*WORK TO BE COMPLETED*
Extract the records below word for word and ignore the images.

Extracts from a graphics dataset
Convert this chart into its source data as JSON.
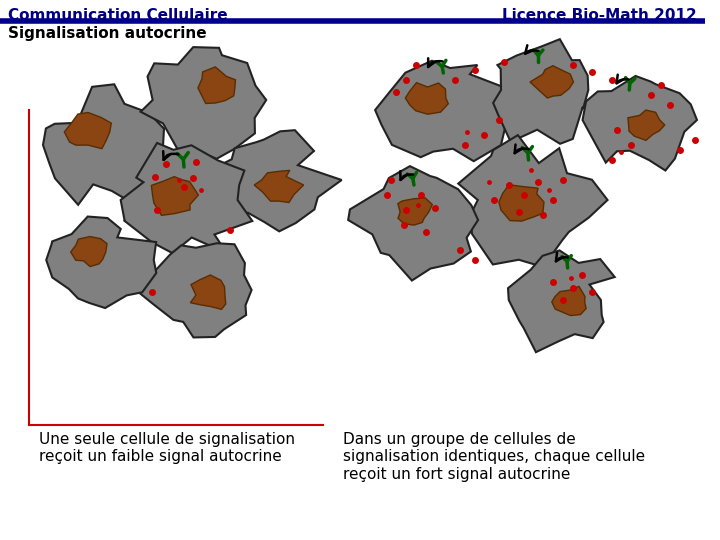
{
  "title_left": "Communication Cellulaire",
  "title_right": "Licence Bio-Math 2012",
  "subtitle": "Signalisation autocrine",
  "caption_left": "Une seule cellule de signalisation\nreçoit un faible signal autocrine",
  "caption_right": "Dans un groupe de cellules de\nsignalisation identiques, chaque cellule\nreçoit un fort signal autocrine",
  "bg_color": "#ffffff",
  "header_line_color": "#00008B",
  "title_color": "#000080",
  "cell_fill": "#808080",
  "cell_edge": "#222222",
  "nucleus_fill": "#8B4513",
  "receptor_color": "#006400",
  "signal_color": "#CC0000",
  "arrow_color": "#000000",
  "axis_color": "#CC0000"
}
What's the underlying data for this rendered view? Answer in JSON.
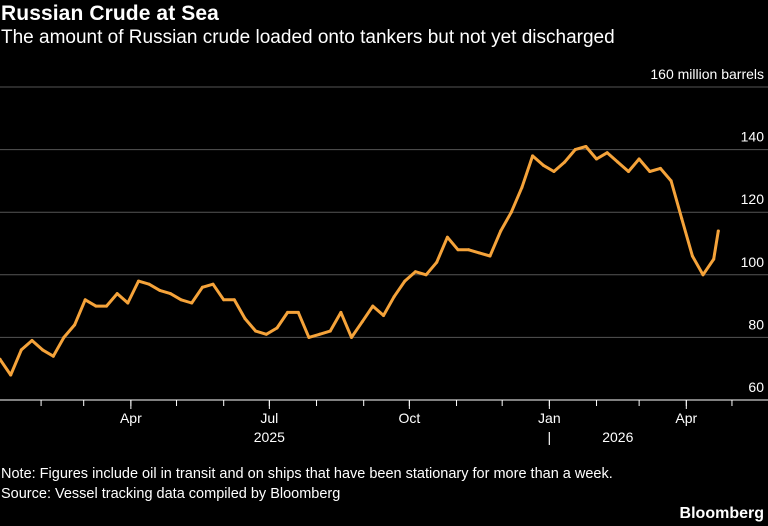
{
  "header": {
    "title": "Russian Crude at Sea",
    "subtitle": "The amount of Russian crude loaded onto tankers but not yet discharged"
  },
  "footer": {
    "note": "Note: Figures include oil in transit and on ships that have been stationary for more than a week.",
    "source": "Source: Vessel tracking data compiled by Bloomberg",
    "brand": "Bloomberg"
  },
  "colors": {
    "line": "#f5a33a",
    "grid": "#555555",
    "background": "#000000",
    "text": "#ffffff"
  },
  "chart_data": {
    "type": "line",
    "title": "Russian Crude at Sea",
    "subtitle": "The amount of Russian crude loaded onto tankers but not yet discharged",
    "ylabel": "160 million barrels",
    "y_unit_label": "million barrels",
    "ylim": [
      60,
      160
    ],
    "yticks": [
      60,
      80,
      100,
      120,
      140,
      160
    ],
    "ytick_labels": [
      "60",
      "80",
      "100",
      "120",
      "140",
      "160 million barrels"
    ],
    "xlim": [
      "2025-01-05",
      "2026-05-03"
    ],
    "xticks": [
      {
        "date": "2025-04-01",
        "label": "Apr"
      },
      {
        "date": "2025-07-01",
        "label": "Jul"
      },
      {
        "date": "2025-10-01",
        "label": "Oct"
      },
      {
        "date": "2026-01-01",
        "label": "Jan"
      },
      {
        "date": "2026-04-01",
        "label": "Apr"
      }
    ],
    "year_labels": [
      {
        "label": "2025",
        "date": "2025-07-01"
      },
      {
        "label": "2026",
        "date": "2026-02-15"
      }
    ],
    "year_divider_label": "|",
    "grid": true,
    "series": [
      {
        "x": [
          "2025-01-05",
          "2025-01-12",
          "2025-01-19",
          "2025-01-26",
          "2025-02-02",
          "2025-02-09",
          "2025-02-16",
          "2025-02-23",
          "2025-03-02",
          "2025-03-09",
          "2025-03-16",
          "2025-03-23",
          "2025-03-30",
          "2025-04-06",
          "2025-04-13",
          "2025-04-20",
          "2025-04-27",
          "2025-05-04",
          "2025-05-11",
          "2025-05-18",
          "2025-05-25",
          "2025-06-01",
          "2025-06-08",
          "2025-06-15",
          "2025-06-22",
          "2025-06-29",
          "2025-07-06",
          "2025-07-13",
          "2025-07-20",
          "2025-07-27",
          "2025-08-03",
          "2025-08-10",
          "2025-08-17",
          "2025-08-24",
          "2025-08-31",
          "2025-09-07",
          "2025-09-14",
          "2025-09-21",
          "2025-09-28",
          "2025-10-05",
          "2025-10-12",
          "2025-10-19",
          "2025-10-26",
          "2025-11-02",
          "2025-11-09",
          "2025-11-16",
          "2025-11-23",
          "2025-11-30",
          "2025-12-07",
          "2025-12-14",
          "2025-12-21",
          "2025-12-28",
          "2026-01-04",
          "2026-01-11",
          "2026-01-18",
          "2026-01-25",
          "2026-02-01",
          "2026-02-08",
          "2026-02-15",
          "2026-02-22",
          "2026-03-01",
          "2026-03-08",
          "2026-03-15",
          "2026-03-22",
          "2026-03-29",
          "2026-04-05",
          "2026-04-12",
          "2026-04-19",
          "2026-04-22"
        ],
        "values": [
          73,
          68,
          76,
          79,
          76,
          74,
          80,
          84,
          92,
          90,
          90,
          94,
          91,
          98,
          97,
          95,
          94,
          92,
          91,
          96,
          97,
          92,
          92,
          86,
          82,
          81,
          83,
          88,
          88,
          80,
          81,
          82,
          88,
          80,
          85,
          90,
          87,
          93,
          98,
          101,
          100,
          104,
          112,
          108,
          108,
          107,
          106,
          114,
          120,
          128,
          138,
          135,
          133,
          136,
          140,
          141,
          137,
          139,
          136,
          133,
          137,
          133,
          134,
          130,
          118,
          106,
          100,
          105,
          114
        ]
      }
    ]
  }
}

*SOLUTION TO THE PROBLEM*
Convert this chart into its source data as JSON.
{
  "title_left": "Communication Cellulaire",
  "title_right": "Licence Bio-Math 2012",
  "subtitle": "Signalisation autocrine",
  "caption_left": "Une seule cellule de signalisation\nreçoit un faible signal autocrine",
  "caption_right": "Dans un groupe de cellules de\nsignalisation identiques, chaque cellule\nreçoit un fort signal autocrine",
  "bg_color": "#ffffff",
  "header_line_color": "#00008B",
  "title_color": "#000080",
  "cell_fill": "#808080",
  "cell_edge": "#222222",
  "nucleus_fill": "#8B4513",
  "receptor_color": "#006400",
  "signal_color": "#CC0000",
  "arrow_color": "#000000",
  "axis_color": "#CC0000"
}
What's the underlying data for this rendered view? Answer in JSON.
{
  "header": {
    "title": "Russian Crude at Sea",
    "subtitle": "The amount of Russian crude loaded onto tankers but not yet discharged"
  },
  "footer": {
    "note": "Note: Figures include oil in transit and on ships that have been stationary for more than a week.",
    "source": "Source: Vessel tracking data compiled by Bloomberg",
    "brand": "Bloomberg"
  },
  "colors": {
    "line": "#f5a33a",
    "grid": "#555555",
    "background": "#000000",
    "text": "#ffffff"
  },
  "chart_data": {
    "type": "line",
    "title": "Russian Crude at Sea",
    "subtitle": "The amount of Russian crude loaded onto tankers but not yet discharged",
    "ylabel": "160 million barrels",
    "y_unit_label": "million barrels",
    "ylim": [
      60,
      160
    ],
    "yticks": [
      60,
      80,
      100,
      120,
      140,
      160
    ],
    "ytick_labels": [
      "60",
      "80",
      "100",
      "120",
      "140",
      "160 million barrels"
    ],
    "xlim": [
      "2025-01-05",
      "2026-05-03"
    ],
    "xticks": [
      {
        "date": "2025-04-01",
        "label": "Apr"
      },
      {
        "date": "2025-07-01",
        "label": "Jul"
      },
      {
        "date": "2025-10-01",
        "label": "Oct"
      },
      {
        "date": "2026-01-01",
        "label": "Jan"
      },
      {
        "date": "2026-04-01",
        "label": "Apr"
      }
    ],
    "year_labels": [
      {
        "label": "2025",
        "date": "2025-07-01"
      },
      {
        "label": "2026",
        "date": "2026-02-15"
      }
    ],
    "year_divider_label": "|",
    "grid": true,
    "series": [
      {
        "x": [
          "2025-01-05",
          "2025-01-12",
          "2025-01-19",
          "2025-01-26",
          "2025-02-02",
          "2025-02-09",
          "2025-02-16",
          "2025-02-23",
          "2025-03-02",
          "2025-03-09",
          "2025-03-16",
          "2025-03-23",
          "2025-03-30",
          "2025-04-06",
          "2025-04-13",
          "2025-04-20",
          "2025-04-27",
          "2025-05-04",
          "2025-05-11",
          "2025-05-18",
          "2025-05-25",
          "2025-06-01",
          "2025-06-08",
          "2025-06-15",
          "2025-06-22",
          "2025-06-29",
          "2025-07-06",
          "2025-07-13",
          "2025-07-20",
          "2025-07-27",
          "2025-08-03",
          "2025-08-10",
          "2025-08-17",
          "2025-08-24",
          "2025-08-31",
          "2025-09-07",
          "2025-09-14",
          "2025-09-21",
          "2025-09-28",
          "2025-10-05",
          "2025-10-12",
          "2025-10-19",
          "2025-10-26",
          "2025-11-02",
          "2025-11-09",
          "2025-11-16",
          "2025-11-23",
          "2025-11-30",
          "2025-12-07",
          "2025-12-14",
          "2025-12-21",
          "2025-12-28",
          "2026-01-04",
          "2026-01-11",
          "2026-01-18",
          "2026-01-25",
          "2026-02-01",
          "2026-02-08",
          "2026-02-15",
          "2026-02-22",
          "2026-03-01",
          "2026-03-08",
          "2026-03-15",
          "2026-03-22",
          "2026-03-29",
          "2026-04-05",
          "2026-04-12",
          "2026-04-19",
          "2026-04-22"
        ],
        "values": [
          73,
          68,
          76,
          79,
          76,
          74,
          80,
          84,
          92,
          90,
          90,
          94,
          91,
          98,
          97,
          95,
          94,
          92,
          91,
          96,
          97,
          92,
          92,
          86,
          82,
          81,
          83,
          88,
          88,
          80,
          81,
          82,
          88,
          80,
          85,
          90,
          87,
          93,
          98,
          101,
          100,
          104,
          112,
          108,
          108,
          107,
          106,
          114,
          120,
          128,
          138,
          135,
          133,
          136,
          140,
          141,
          137,
          139,
          136,
          133,
          137,
          133,
          134,
          130,
          118,
          106,
          100,
          105,
          114
        ]
      }
    ]
  }
}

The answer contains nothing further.